All lines below must be repeated exactly, with the pictures omitted.

* **DATA SUPPLIED**
-.-.-
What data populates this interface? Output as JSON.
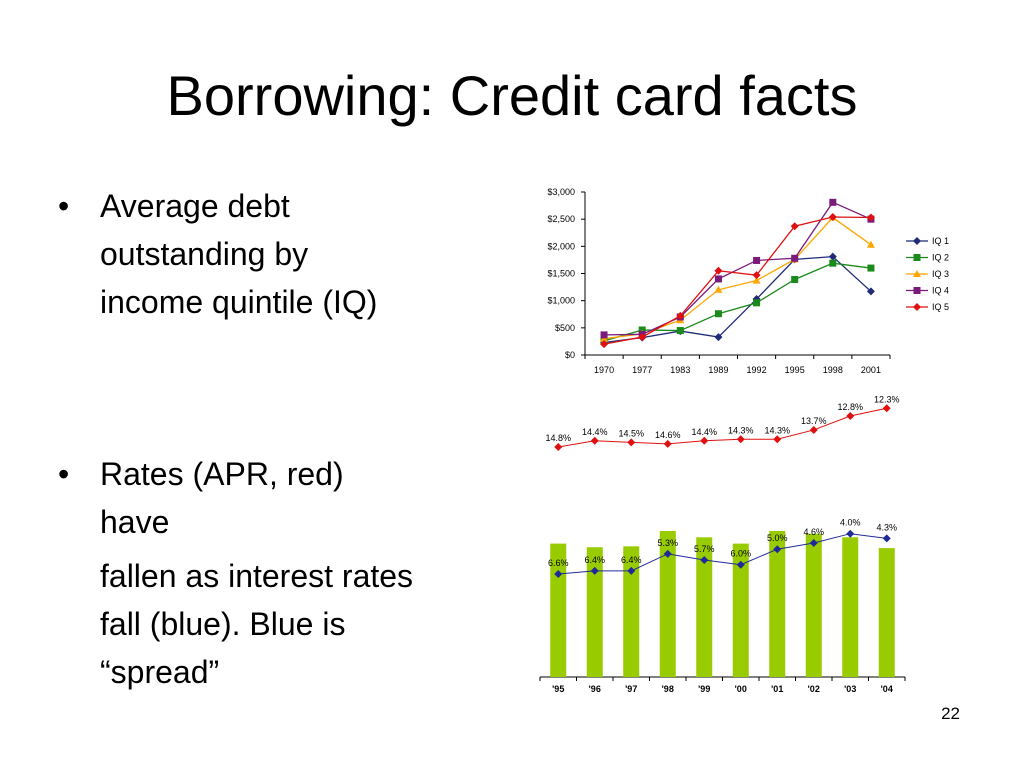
{
  "slide": {
    "title": "Borrowing: Credit card facts",
    "bullet1": {
      "lines": [
        "Average debt",
        "outstanding by",
        "income quintile (IQ)"
      ]
    },
    "bullet2": {
      "lines": [
        "Rates (APR, red)",
        "have"
      ],
      "cont": [
        "fallen as interest rates",
        "fall (blue). Blue is",
        "“spread”"
      ]
    },
    "bullet_glyph": "•",
    "page_number": "22"
  },
  "chart_data": [
    {
      "type": "line",
      "title": "",
      "xlabel": "",
      "ylabel": "",
      "categories": [
        "1970",
        "1977",
        "1983",
        "1989",
        "1992",
        "1995",
        "1998",
        "2001"
      ],
      "y_ticks": [
        "$3,000",
        "$2,500",
        "$2,000",
        "$1,500",
        "$1,000",
        "$500",
        "$0"
      ],
      "ylim": [
        0,
        3000
      ],
      "legend_position": "right",
      "grid": false,
      "series": [
        {
          "name": "IQ 1",
          "color": "#1f2a78",
          "marker": "diamond",
          "values": [
            230,
            320,
            440,
            330,
            1030,
            1760,
            1810,
            1170
          ]
        },
        {
          "name": "IQ 2",
          "color": "#1a8a1a",
          "marker": "square",
          "values": [
            260,
            460,
            450,
            760,
            960,
            1390,
            1690,
            1600
          ]
        },
        {
          "name": "IQ 3",
          "color": "#ffa500",
          "marker": "triangle",
          "values": [
            300,
            390,
            640,
            1200,
            1370,
            1760,
            2530,
            2030
          ]
        },
        {
          "name": "IQ 4",
          "color": "#7a1a7a",
          "marker": "square",
          "values": [
            370,
            380,
            700,
            1400,
            1740,
            1780,
            2810,
            2500
          ]
        },
        {
          "name": "IQ 5",
          "color": "#e01010",
          "marker": "diamond",
          "values": [
            200,
            330,
            720,
            1550,
            1470,
            2370,
            2540,
            2530
          ]
        }
      ]
    },
    {
      "type": "bar",
      "title": "",
      "categories": [
        "'95",
        "'96",
        "'97",
        "'98",
        "'99",
        "'00",
        "'01",
        "'02",
        "'03",
        "'04"
      ],
      "bar_color": "#99cc00",
      "bar_values": [
        14.8,
        14.4,
        14.5,
        16.2,
        15.5,
        14.8,
        16.2,
        15.9,
        15.5,
        14.3
      ],
      "series": [
        {
          "color": "#e01010",
          "values": [
            14.8,
            14.4,
            14.5,
            14.6,
            14.4,
            14.3,
            14.3,
            13.7,
            12.8,
            12.3
          ],
          "labels": [
            "14.8%",
            "14.4%",
            "14.5%",
            "14.6%",
            "14.4%",
            "14.3%",
            "14.3%",
            "13.7%",
            "12.8%",
            "12.3%"
          ]
        },
        {
          "color": "#1f2a9a",
          "values": [
            6.6,
            6.4,
            6.4,
            5.3,
            5.7,
            6.0,
            5.0,
            4.6,
            4.0,
            4.3
          ],
          "labels": [
            "6.6%",
            "6.4%",
            "6.4%",
            "5.3%",
            "5.7%",
            "6.0%",
            "5.0%",
            "4.6%",
            "4.0%",
            "4.3%"
          ]
        }
      ]
    }
  ]
}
-.-.-
* **RESPONSE**
What data populates this interface? Output as JSON.
{
  "slide": {
    "title": "Borrowing: Credit card facts",
    "bullet1": {
      "lines": [
        "Average debt",
        "outstanding by",
        "income quintile (IQ)"
      ]
    },
    "bullet2": {
      "lines": [
        "Rates (APR, red)",
        "have"
      ],
      "cont": [
        "fallen as interest rates",
        "fall (blue). Blue is",
        "“spread”"
      ]
    },
    "bullet_glyph": "•",
    "page_number": "22"
  },
  "chart_data": [
    {
      "type": "line",
      "title": "",
      "xlabel": "",
      "ylabel": "",
      "categories": [
        "1970",
        "1977",
        "1983",
        "1989",
        "1992",
        "1995",
        "1998",
        "2001"
      ],
      "y_ticks": [
        "$3,000",
        "$2,500",
        "$2,000",
        "$1,500",
        "$1,000",
        "$500",
        "$0"
      ],
      "ylim": [
        0,
        3000
      ],
      "legend_position": "right",
      "grid": false,
      "series": [
        {
          "name": "IQ 1",
          "color": "#1f2a78",
          "marker": "diamond",
          "values": [
            230,
            320,
            440,
            330,
            1030,
            1760,
            1810,
            1170
          ]
        },
        {
          "name": "IQ 2",
          "color": "#1a8a1a",
          "marker": "square",
          "values": [
            260,
            460,
            450,
            760,
            960,
            1390,
            1690,
            1600
          ]
        },
        {
          "name": "IQ 3",
          "color": "#ffa500",
          "marker": "triangle",
          "values": [
            300,
            390,
            640,
            1200,
            1370,
            1760,
            2530,
            2030
          ]
        },
        {
          "name": "IQ 4",
          "color": "#7a1a7a",
          "marker": "square",
          "values": [
            370,
            380,
            700,
            1400,
            1740,
            1780,
            2810,
            2500
          ]
        },
        {
          "name": "IQ 5",
          "color": "#e01010",
          "marker": "diamond",
          "values": [
            200,
            330,
            720,
            1550,
            1470,
            2370,
            2540,
            2530
          ]
        }
      ]
    },
    {
      "type": "bar",
      "title": "",
      "categories": [
        "'95",
        "'96",
        "'97",
        "'98",
        "'99",
        "'00",
        "'01",
        "'02",
        "'03",
        "'04"
      ],
      "bar_color": "#99cc00",
      "bar_values": [
        14.8,
        14.4,
        14.5,
        16.2,
        15.5,
        14.8,
        16.2,
        15.9,
        15.5,
        14.3
      ],
      "series": [
        {
          "color": "#e01010",
          "values": [
            14.8,
            14.4,
            14.5,
            14.6,
            14.4,
            14.3,
            14.3,
            13.7,
            12.8,
            12.3
          ],
          "labels": [
            "14.8%",
            "14.4%",
            "14.5%",
            "14.6%",
            "14.4%",
            "14.3%",
            "14.3%",
            "13.7%",
            "12.8%",
            "12.3%"
          ]
        },
        {
          "color": "#1f2a9a",
          "values": [
            6.6,
            6.4,
            6.4,
            5.3,
            5.7,
            6.0,
            5.0,
            4.6,
            4.0,
            4.3
          ],
          "labels": [
            "6.6%",
            "6.4%",
            "6.4%",
            "5.3%",
            "5.7%",
            "6.0%",
            "5.0%",
            "4.6%",
            "4.0%",
            "4.3%"
          ]
        }
      ]
    }
  ]
}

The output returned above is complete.